#### Task goal:
Set down a true copy of the data, with all pictures left out.
★ ★ ★ ★ ★
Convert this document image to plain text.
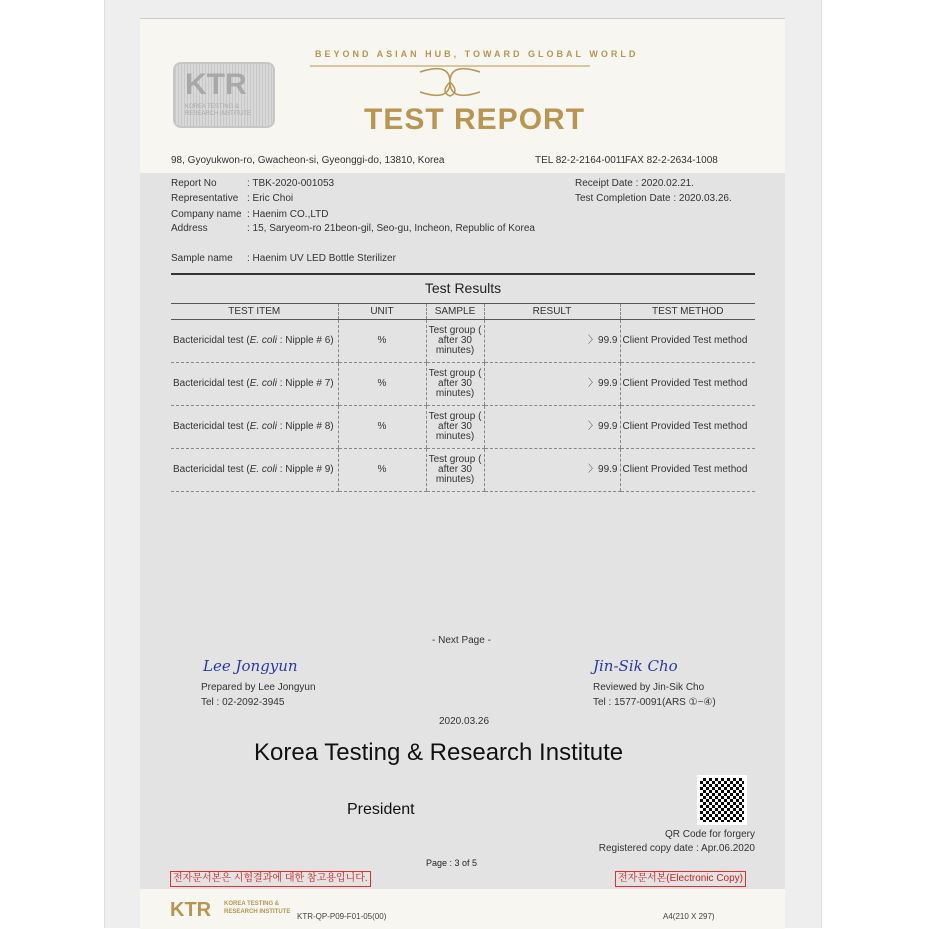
KTR
KOREA TESTING & RESEARCH INSTITUTE
BEYOND ASIAN HUB, TOWARD GLOBAL WORLD
TEST REPORT
98, Gyoyukwon-ro, Gwacheon-si, Gyeonggi-do, 13810, Korea	TEL 82-2-2164-0011
FAX 82-2-2634-1008
Report No	: TBK-2020-001053
Representative : Eric Choi
Company name : Haenim CO.,LTD
Address	: 15, Saryeom-ro 21beon-gil, Seo-gu, Incheon, Republic of Korea
Sample name : Haenim UV LED Bottle Sterilizer
Receipt Date : 2020.02.21.
Test Completion Date : 2020.03.26.
Test Results
TEST ITEM	UNIT	SAMPLE	RESULT	TEST METHOD
Bactericidal test (E. coli : Nipple # 6)	%	Test group ( after 30 minutes)	〉99.9	Client Provided Test method
Bactericidal test (E. coli : Nipple # 7)	%	Test group ( after 30 minutes)	〉99.9	Client Provided Test method
Bactericidal test (E. coli : Nipple # 8)	%	Test group ( after 30 minutes)	〉99.9	Client Provided Test method
Bactericidal test (E. coli : Nipple # 9)	%	Test group ( after 30 minutes)	〉99.9	Client Provided Test method
- Next Page -
Lee Jongyun
Prepared by Lee Jongyun
Tel : 02-2092-3945
Jin-Sik Cho
Reviewed by Jin-Sik Cho
Tel : 1577-0091(ARS ①~④)
2020.03.26
Korea Testing & Research Institute
President
QR Code for forgery
Registered copy date : Apr.06.2020
Page : 3 of 5
전자문서본은 시험결과에 대한 참고용입니다.	전자문서본(Electronic Copy)
KTR KOREA TESTING & RESEARCH INSTITUTE KTR-QP-P09-F01-05(00)	A4(210 X 297)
★ ★ ★ ★ ★
#### Task solution:
Convert this document image to plain text.
KTR
KOREA TESTING & RESEARCH INSTITUTE
BEYOND ASIAN HUB, TOWARD GLOBAL WORLD
TEST REPORT
98, Gyoyukwon-ro, Gwacheon-si, Gyeonggi-do, 13810, Korea	TEL 82-2-2164-0011
FAX 82-2-2634-1008
Report No	: TBK-2020-001053
Representative : Eric Choi
Company name : Haenim CO.,LTD
Address	: 15, Saryeom-ro 21beon-gil, Seo-gu, Incheon, Republic of Korea
Sample name : Haenim UV LED Bottle Sterilizer
Receipt Date : 2020.02.21.
Test Completion Date : 2020.03.26.
Test Results
TEST ITEM	UNIT	SAMPLE	RESULT	TEST METHOD
Bactericidal test (E. coli : Nipple # 6)	%	Test group ( after 30 minutes)	〉99.9	Client Provided Test method
Bactericidal test (E. coli : Nipple # 7)	%	Test group ( after 30 minutes)	〉99.9	Client Provided Test method
Bactericidal test (E. coli : Nipple # 8)	%	Test group ( after 30 minutes)	〉99.9	Client Provided Test method
Bactericidal test (E. coli : Nipple # 9)	%	Test group ( after 30 minutes)	〉99.9	Client Provided Test method
- Next Page -
Lee Jongyun
Prepared by Lee Jongyun
Tel : 02-2092-3945
Jin-Sik Cho
Reviewed by Jin-Sik Cho
Tel : 1577-0091(ARS ①~④)
2020.03.26
Korea Testing & Research Institute
President
QR Code for forgery
Registered copy date : Apr.06.2020
Page : 3 of 5
전자문서본은 시험결과에 대한 참고용입니다.	전자문서본(Electronic Copy)
KTR KOREA TESTING & RESEARCH INSTITUTE KTR-QP-P09-F01-05(00)	A4(210 X 297)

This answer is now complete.